Print the listing below exactly.

##########

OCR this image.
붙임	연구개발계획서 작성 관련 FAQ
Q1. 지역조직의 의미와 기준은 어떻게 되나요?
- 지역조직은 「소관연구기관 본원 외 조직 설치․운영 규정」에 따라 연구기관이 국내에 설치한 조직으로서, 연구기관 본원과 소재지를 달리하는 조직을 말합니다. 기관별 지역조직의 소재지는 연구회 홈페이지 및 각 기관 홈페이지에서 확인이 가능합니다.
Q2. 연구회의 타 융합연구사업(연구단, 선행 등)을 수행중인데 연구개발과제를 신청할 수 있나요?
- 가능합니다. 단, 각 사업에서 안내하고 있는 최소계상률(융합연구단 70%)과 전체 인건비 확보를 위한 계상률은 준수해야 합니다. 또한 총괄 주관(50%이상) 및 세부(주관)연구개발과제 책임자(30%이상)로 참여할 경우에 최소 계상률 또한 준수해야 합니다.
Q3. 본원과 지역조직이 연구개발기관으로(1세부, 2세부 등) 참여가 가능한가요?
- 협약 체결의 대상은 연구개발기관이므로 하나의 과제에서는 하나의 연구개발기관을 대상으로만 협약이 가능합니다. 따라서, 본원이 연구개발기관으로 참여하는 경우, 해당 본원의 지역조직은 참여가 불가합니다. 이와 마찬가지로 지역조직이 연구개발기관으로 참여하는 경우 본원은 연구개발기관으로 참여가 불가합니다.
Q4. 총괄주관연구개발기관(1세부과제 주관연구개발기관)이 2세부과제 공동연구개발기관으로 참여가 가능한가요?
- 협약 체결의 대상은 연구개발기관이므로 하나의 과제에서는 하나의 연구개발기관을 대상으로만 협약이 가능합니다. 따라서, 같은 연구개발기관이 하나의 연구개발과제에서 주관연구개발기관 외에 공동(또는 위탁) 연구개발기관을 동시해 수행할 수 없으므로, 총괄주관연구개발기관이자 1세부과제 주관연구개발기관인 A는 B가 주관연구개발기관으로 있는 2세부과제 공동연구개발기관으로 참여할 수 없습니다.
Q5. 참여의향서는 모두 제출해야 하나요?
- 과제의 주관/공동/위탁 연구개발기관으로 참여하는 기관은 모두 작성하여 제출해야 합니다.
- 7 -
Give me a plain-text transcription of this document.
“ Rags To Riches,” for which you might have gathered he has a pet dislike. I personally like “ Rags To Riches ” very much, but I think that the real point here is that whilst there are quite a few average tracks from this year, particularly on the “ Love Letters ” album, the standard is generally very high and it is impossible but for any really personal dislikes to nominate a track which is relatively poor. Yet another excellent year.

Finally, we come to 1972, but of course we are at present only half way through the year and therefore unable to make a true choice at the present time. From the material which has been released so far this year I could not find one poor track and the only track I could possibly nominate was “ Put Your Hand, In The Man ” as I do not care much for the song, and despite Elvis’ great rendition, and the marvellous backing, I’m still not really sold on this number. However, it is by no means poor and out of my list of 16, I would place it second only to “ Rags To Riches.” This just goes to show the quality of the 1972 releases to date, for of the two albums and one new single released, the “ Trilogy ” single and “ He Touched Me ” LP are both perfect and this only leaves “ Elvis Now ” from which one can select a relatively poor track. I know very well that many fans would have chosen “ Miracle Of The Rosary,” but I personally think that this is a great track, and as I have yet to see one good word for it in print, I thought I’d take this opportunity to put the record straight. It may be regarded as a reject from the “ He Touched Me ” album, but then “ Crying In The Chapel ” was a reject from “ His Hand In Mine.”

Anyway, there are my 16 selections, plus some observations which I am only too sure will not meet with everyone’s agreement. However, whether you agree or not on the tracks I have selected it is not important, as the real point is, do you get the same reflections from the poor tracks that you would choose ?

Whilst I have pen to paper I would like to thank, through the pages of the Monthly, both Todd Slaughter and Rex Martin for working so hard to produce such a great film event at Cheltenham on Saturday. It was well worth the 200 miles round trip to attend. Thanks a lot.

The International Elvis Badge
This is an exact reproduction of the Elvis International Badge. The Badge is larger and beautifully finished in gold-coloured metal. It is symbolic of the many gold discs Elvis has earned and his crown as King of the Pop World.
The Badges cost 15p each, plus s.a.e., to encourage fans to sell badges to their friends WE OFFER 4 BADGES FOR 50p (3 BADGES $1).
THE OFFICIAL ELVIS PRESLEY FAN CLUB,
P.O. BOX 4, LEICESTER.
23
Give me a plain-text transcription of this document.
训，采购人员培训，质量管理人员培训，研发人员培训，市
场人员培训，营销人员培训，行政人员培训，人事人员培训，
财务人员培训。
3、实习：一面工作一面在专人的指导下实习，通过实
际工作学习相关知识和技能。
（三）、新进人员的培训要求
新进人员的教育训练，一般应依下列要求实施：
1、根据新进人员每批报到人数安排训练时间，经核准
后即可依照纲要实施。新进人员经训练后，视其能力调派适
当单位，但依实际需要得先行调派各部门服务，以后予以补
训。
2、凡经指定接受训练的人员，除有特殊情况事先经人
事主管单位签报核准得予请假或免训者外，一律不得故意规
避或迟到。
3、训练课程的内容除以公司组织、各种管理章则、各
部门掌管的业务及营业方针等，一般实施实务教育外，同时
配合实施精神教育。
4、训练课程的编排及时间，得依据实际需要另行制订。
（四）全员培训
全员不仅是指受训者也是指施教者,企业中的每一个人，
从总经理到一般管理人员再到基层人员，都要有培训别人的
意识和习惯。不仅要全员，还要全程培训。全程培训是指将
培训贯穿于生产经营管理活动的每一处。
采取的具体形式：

##########

Final answer ::
OCR this image.
붙임	연구개발계획서 작성 관련 FAQ
Q1. 지역조직의 의미와 기준은 어떻게 되나요?
- 지역조직은 「소관연구기관 본원 외 조직 설치․운영 규정」에 따라 연구기관이 국내에 설치한 조직으로서, 연구기관 본원과 소재지를 달리하는 조직을 말합니다. 기관별 지역조직의 소재지는 연구회 홈페이지 및 각 기관 홈페이지에서 확인이 가능합니다.
Q2. 연구회의 타 융합연구사업(연구단, 선행 등)을 수행중인데 연구개발과제를 신청할 수 있나요?
- 가능합니다. 단, 각 사업에서 안내하고 있는 최소계상률(융합연구단 70%)과 전체 인건비 확보를 위한 계상률은 준수해야 합니다. 또한 총괄 주관(50%이상) 및 세부(주관)연구개발과제 책임자(30%이상)로 참여할 경우에 최소 계상률 또한 준수해야 합니다.
Q3. 본원과 지역조직이 연구개발기관으로(1세부, 2세부 등) 참여가 가능한가요?
- 협약 체결의 대상은 연구개발기관이므로 하나의 과제에서는 하나의 연구개발기관을 대상으로만 협약이 가능합니다. 따라서, 본원이 연구개발기관으로 참여하는 경우, 해당 본원의 지역조직은 참여가 불가합니다. 이와 마찬가지로 지역조직이 연구개발기관으로 참여하는 경우 본원은 연구개발기관으로 참여가 불가합니다.
Q4. 총괄주관연구개발기관(1세부과제 주관연구개발기관)이 2세부과제 공동연구개발기관으로 참여가 가능한가요?
- 협약 체결의 대상은 연구개발기관이므로 하나의 과제에서는 하나의 연구개발기관을 대상으로만 협약이 가능합니다. 따라서, 같은 연구개발기관이 하나의 연구개발과제에서 주관연구개발기관 외에 공동(또는 위탁) 연구개발기관을 동시해 수행할 수 없으므로, 총괄주관연구개발기관이자 1세부과제 주관연구개발기관인 A는 B가 주관연구개발기관으로 있는 2세부과제 공동연구개발기관으로 참여할 수 없습니다.
Q5. 참여의향서는 모두 제출해야 하나요?
- 과제의 주관/공동/위탁 연구개발기관으로 참여하는 기관은 모두 작성하여 제출해야 합니다.
- 7 -
Give me a plain-text transcription of this document.
“ Rags To Riches,” for which you might have gathered he has a pet dislike. I personally like “ Rags To Riches ” very much, but I think that the real point here is that whilst there are quite a few average tracks from this year, particularly on the “ Love Letters ” album, the standard is generally very high and it is impossible but for any really personal dislikes to nominate a track which is relatively poor. Yet another excellent year.

Finally, we come to 1972, but of course we are at present only half way through the year and therefore unable to make a true choice at the present time. From the material which has been released so far this year I could not find one poor track and the only track I could possibly nominate was “ Put Your Hand, In The Man ” as I do not care much for the song, and despite Elvis’ great rendition, and the marvellous backing, I’m still not really sold on this number. However, it is by no means poor and out of my list of 16, I would place it second only to “ Rags To Riches.” This just goes to show the quality of the 1972 releases to date, for of the two albums and one new single released, the “ Trilogy ” single and “ He Touched Me ” LP are both perfect and this only leaves “ Elvis Now ” from which one can select a relatively poor track. I know very well that many fans would have chosen “ Miracle Of The Rosary,” but I personally think that this is a great track, and as I have yet to see one good word for it in print, I thought I’d take this opportunity to put the record straight. It may be regarded as a reject from the “ He Touched Me ” album, but then “ Crying In The Chapel ” was a reject from “ His Hand In Mine.”

Anyway, there are my 16 selections, plus some observations which I am only too sure will not meet with everyone’s agreement. However, whether you agree or not on the tracks I have selected it is not important, as the real point is, do you get the same reflections from the poor tracks that you would choose ?

Whilst I have pen to paper I would like to thank, through the pages of the Monthly, both Todd Slaughter and Rex Martin for working so hard to produce such a great film event at Cheltenham on Saturday. It was well worth the 200 miles round trip to attend. Thanks a lot.

The International Elvis Badge
This is an exact reproduction of the Elvis International Badge. The Badge is larger and beautifully finished in gold-coloured metal. It is symbolic of the many gold discs Elvis has earned and his crown as King of the Pop World.
The Badges cost 15p each, plus s.a.e., to encourage fans to sell badges to their friends WE OFFER 4 BADGES FOR 50p (3 BADGES $1).
THE OFFICIAL ELVIS PRESLEY FAN CLUB,
P.O. BOX 4, LEICESTER.
23
Give me a plain-text transcription of this document.
训，采购人员培训，质量管理人员培训，研发人员培训，市
场人员培训，营销人员培训，行政人员培训，人事人员培训，
财务人员培训。
3、实习：一面工作一面在专人的指导下实习，通过实
际工作学习相关知识和技能。
（三）、新进人员的培训要求
新进人员的教育训练，一般应依下列要求实施：
1、根据新进人员每批报到人数安排训练时间，经核准
后即可依照纲要实施。新进人员经训练后，视其能力调派适
当单位，但依实际需要得先行调派各部门服务，以后予以补
训。
2、凡经指定接受训练的人员，除有特殊情况事先经人
事主管单位签报核准得予请假或免训者外，一律不得故意规
避或迟到。
3、训练课程的内容除以公司组织、各种管理章则、各
部门掌管的业务及营业方针等，一般实施实务教育外，同时
配合实施精神教育。
4、训练课程的编排及时间，得依据实际需要另行制订。
（四）全员培训
全员不仅是指受训者也是指施教者,企业中的每一个人，
从总经理到一般管理人员再到基层人员，都要有培训别人的
意识和习惯。不仅要全员，还要全程培训。全程培训是指将
培训贯穿于生产经营管理活动的每一处。
采取的具体形式：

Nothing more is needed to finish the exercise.